─── Data listing ───
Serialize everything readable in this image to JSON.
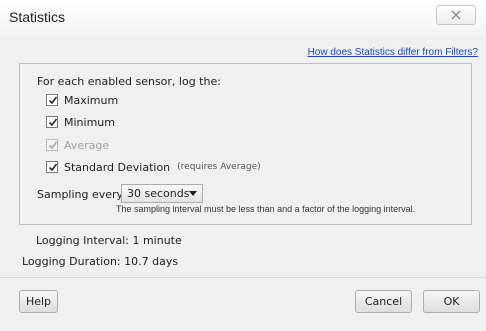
{
  "window": {
    "title": "Statistics",
    "close_icon": "close-icon"
  },
  "help_link": "How does Statistics differ from Filters?",
  "panel": {
    "intro": "For each enabled sensor, log the:",
    "options": [
      {
        "label": "Maximum",
        "checked": true,
        "disabled": false,
        "note": ""
      },
      {
        "label": "Minimum",
        "checked": true,
        "disabled": false,
        "note": ""
      },
      {
        "label": "Average",
        "checked": true,
        "disabled": true,
        "note": ""
      },
      {
        "label": "Standard Deviation",
        "checked": true,
        "disabled": false,
        "note": "(requires Average)"
      }
    ],
    "sampling_label": "Sampling every:",
    "sampling_value": "30 seconds",
    "hint": "The sampling interval must be less than and a factor of the logging interval."
  },
  "info": {
    "logging_interval": "Logging Interval: 1 minute",
    "logging_duration": "Logging Duration: 10.7 days"
  },
  "buttons": {
    "help": "Help",
    "cancel": "Cancel",
    "ok": "OK"
  }
}
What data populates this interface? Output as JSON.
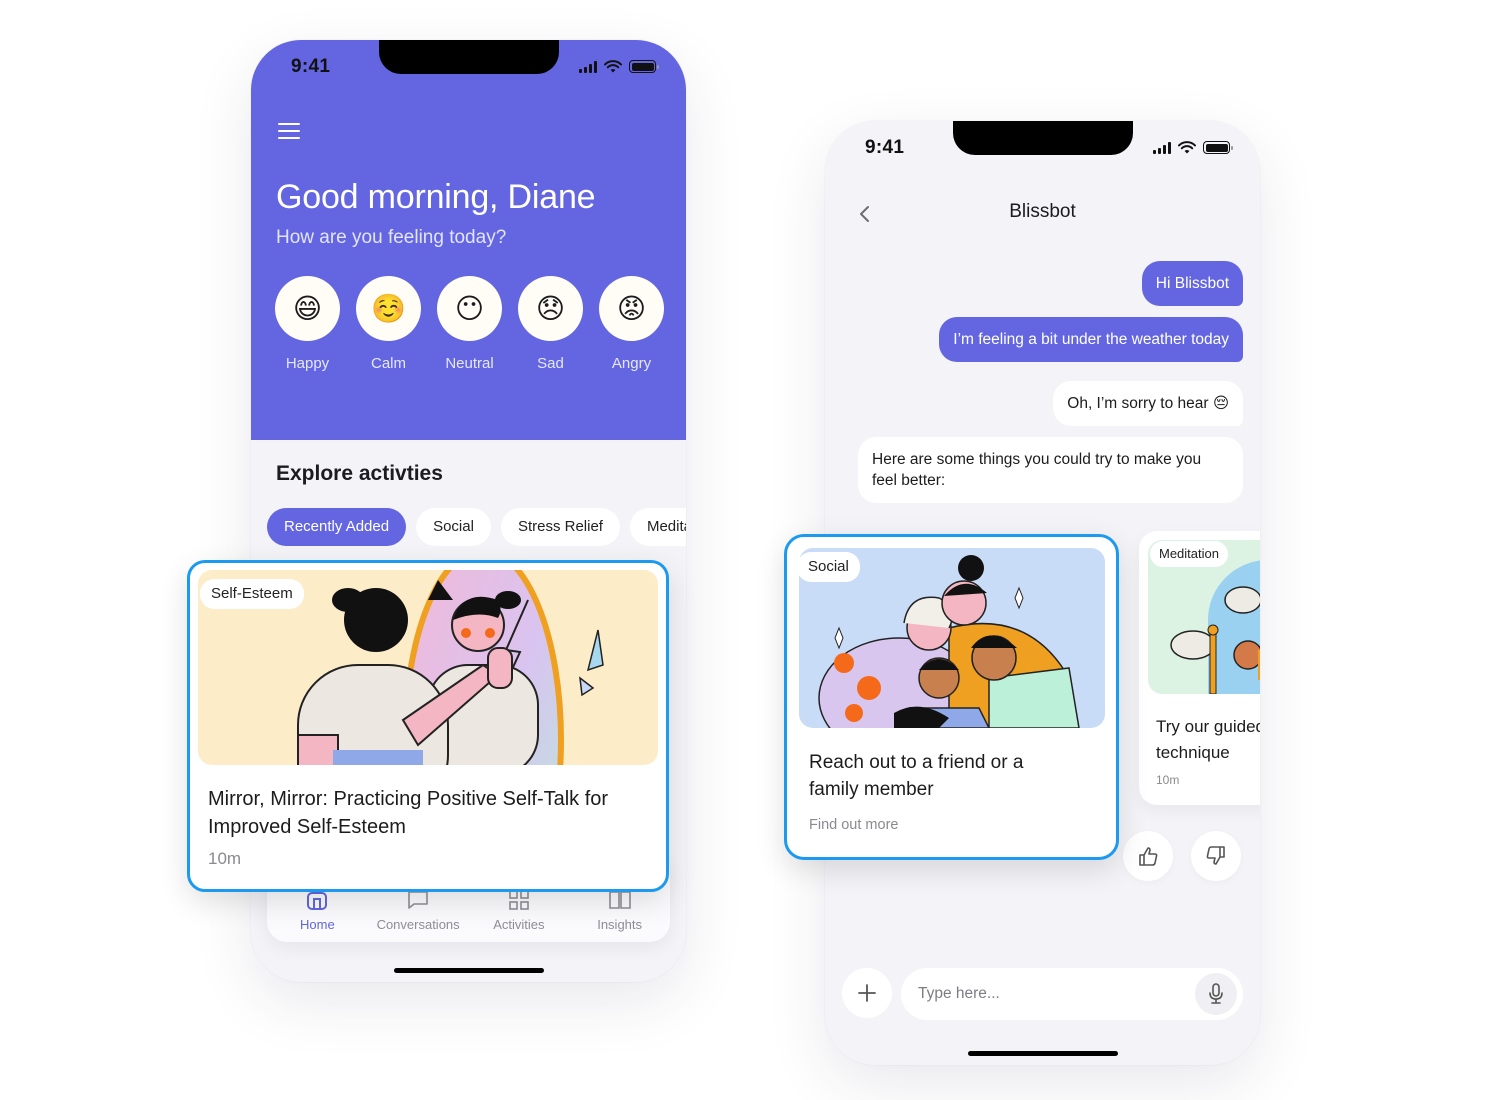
{
  "home": {
    "status_time": "9:41",
    "greeting": "Good morning, Diane",
    "subgreeting": "How are you feeling today?",
    "moods": [
      {
        "label": "Happy",
        "emoji": "😄"
      },
      {
        "label": "Calm",
        "emoji": "☺️"
      },
      {
        "label": "Neutral",
        "emoji": "😶"
      },
      {
        "label": "Sad",
        "emoji": "😞"
      },
      {
        "label": "Angry",
        "emoji": "😡"
      }
    ],
    "section_title": "Explore activties",
    "chips": [
      {
        "label": "Recently Added",
        "active": true
      },
      {
        "label": "Social",
        "active": false
      },
      {
        "label": "Stress Relief",
        "active": false
      },
      {
        "label": "Meditat",
        "active": false
      }
    ],
    "featured_card": {
      "tag": "Self-Esteem",
      "title": "Mirror, Mirror: Practicing Positive Self-Talk for Improved Self-Esteem",
      "duration": "10m",
      "illustration": "person-looking-in-mirror"
    },
    "tabs": [
      {
        "label": "Home",
        "icon": "home-icon",
        "active": true
      },
      {
        "label": "Conversations",
        "icon": "chat-bubble-icon",
        "active": false
      },
      {
        "label": "Activities",
        "icon": "grid-icon",
        "active": false
      },
      {
        "label": "Insights",
        "icon": "book-icon",
        "active": false
      }
    ]
  },
  "chat": {
    "status_time": "9:41",
    "title": "Blissbot",
    "messages": [
      {
        "from": "user",
        "text": "Hi Blissbot"
      },
      {
        "from": "user",
        "text": "I’m feeling a bit under the weather today"
      },
      {
        "from": "bot",
        "text": "Oh, I’m sorry to hear 😔"
      },
      {
        "from": "bot",
        "text": "Here are some things you could try to make you feel better:"
      }
    ],
    "suggestions": [
      {
        "tag": "Social",
        "title": "Reach out to a friend or a family member",
        "meta": "Find out more",
        "illustration": "family-group-hug"
      },
      {
        "tag": "Meditation",
        "title": "Try our guided technique",
        "meta": "10m",
        "illustration": "sleeping-person-with-sheep"
      }
    ],
    "composer": {
      "placeholder": "Type here..."
    }
  },
  "colors": {
    "brand": "#6366e0",
    "highlight": "#1c9af0",
    "background": "#f3f3f8"
  }
}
───
Each record must be quoted in full and exactly. Do not include the pictures.

*Expected output*
Serialize everything readable in this image to JSON.
{
  "window": {
    "title": "Statistics",
    "close_icon": "close-icon"
  },
  "help_link": "How does Statistics differ from Filters?",
  "panel": {
    "intro": "For each enabled sensor, log the:",
    "options": [
      {
        "label": "Maximum",
        "checked": true,
        "disabled": false,
        "note": ""
      },
      {
        "label": "Minimum",
        "checked": true,
        "disabled": false,
        "note": ""
      },
      {
        "label": "Average",
        "checked": true,
        "disabled": true,
        "note": ""
      },
      {
        "label": "Standard Deviation",
        "checked": true,
        "disabled": false,
        "note": "(requires Average)"
      }
    ],
    "sampling_label": "Sampling every:",
    "sampling_value": "30 seconds",
    "hint": "The sampling interval must be less than and a factor of the logging interval."
  },
  "info": {
    "logging_interval": "Logging Interval: 1 minute",
    "logging_duration": "Logging Duration: 10.7 days"
  },
  "buttons": {
    "help": "Help",
    "cancel": "Cancel",
    "ok": "OK"
  }
}
What data populates this interface? Output as JSON.
{
  "home": {
    "status_time": "9:41",
    "greeting": "Good morning, Diane",
    "subgreeting": "How are you feeling today?",
    "moods": [
      {
        "label": "Happy",
        "emoji": "😄"
      },
      {
        "label": "Calm",
        "emoji": "☺️"
      },
      {
        "label": "Neutral",
        "emoji": "😶"
      },
      {
        "label": "Sad",
        "emoji": "😞"
      },
      {
        "label": "Angry",
        "emoji": "😡"
      }
    ],
    "section_title": "Explore activties",
    "chips": [
      {
        "label": "Recently Added",
        "active": true
      },
      {
        "label": "Social",
        "active": false
      },
      {
        "label": "Stress Relief",
        "active": false
      },
      {
        "label": "Meditat",
        "active": false
      }
    ],
    "featured_card": {
      "tag": "Self-Esteem",
      "title": "Mirror, Mirror: Practicing Positive Self-Talk for Improved Self-Esteem",
      "duration": "10m",
      "illustration": "person-looking-in-mirror"
    },
    "tabs": [
      {
        "label": "Home",
        "icon": "home-icon",
        "active": true
      },
      {
        "label": "Conversations",
        "icon": "chat-bubble-icon",
        "active": false
      },
      {
        "label": "Activities",
        "icon": "grid-icon",
        "active": false
      },
      {
        "label": "Insights",
        "icon": "book-icon",
        "active": false
      }
    ]
  },
  "chat": {
    "status_time": "9:41",
    "title": "Blissbot",
    "messages": [
      {
        "from": "user",
        "text": "Hi Blissbot"
      },
      {
        "from": "user",
        "text": "I’m feeling a bit under the weather today"
      },
      {
        "from": "bot",
        "text": "Oh, I’m sorry to hear 😔"
      },
      {
        "from": "bot",
        "text": "Here are some things you could try to make you feel better:"
      }
    ],
    "suggestions": [
      {
        "tag": "Social",
        "title": "Reach out to a friend or a family member",
        "meta": "Find out more",
        "illustration": "family-group-hug"
      },
      {
        "tag": "Meditation",
        "title": "Try our guided technique",
        "meta": "10m",
        "illustration": "sleeping-person-with-sheep"
      }
    ],
    "composer": {
      "placeholder": "Type here..."
    }
  },
  "colors": {
    "brand": "#6366e0",
    "highlight": "#1c9af0",
    "background": "#f3f3f8"
  }
}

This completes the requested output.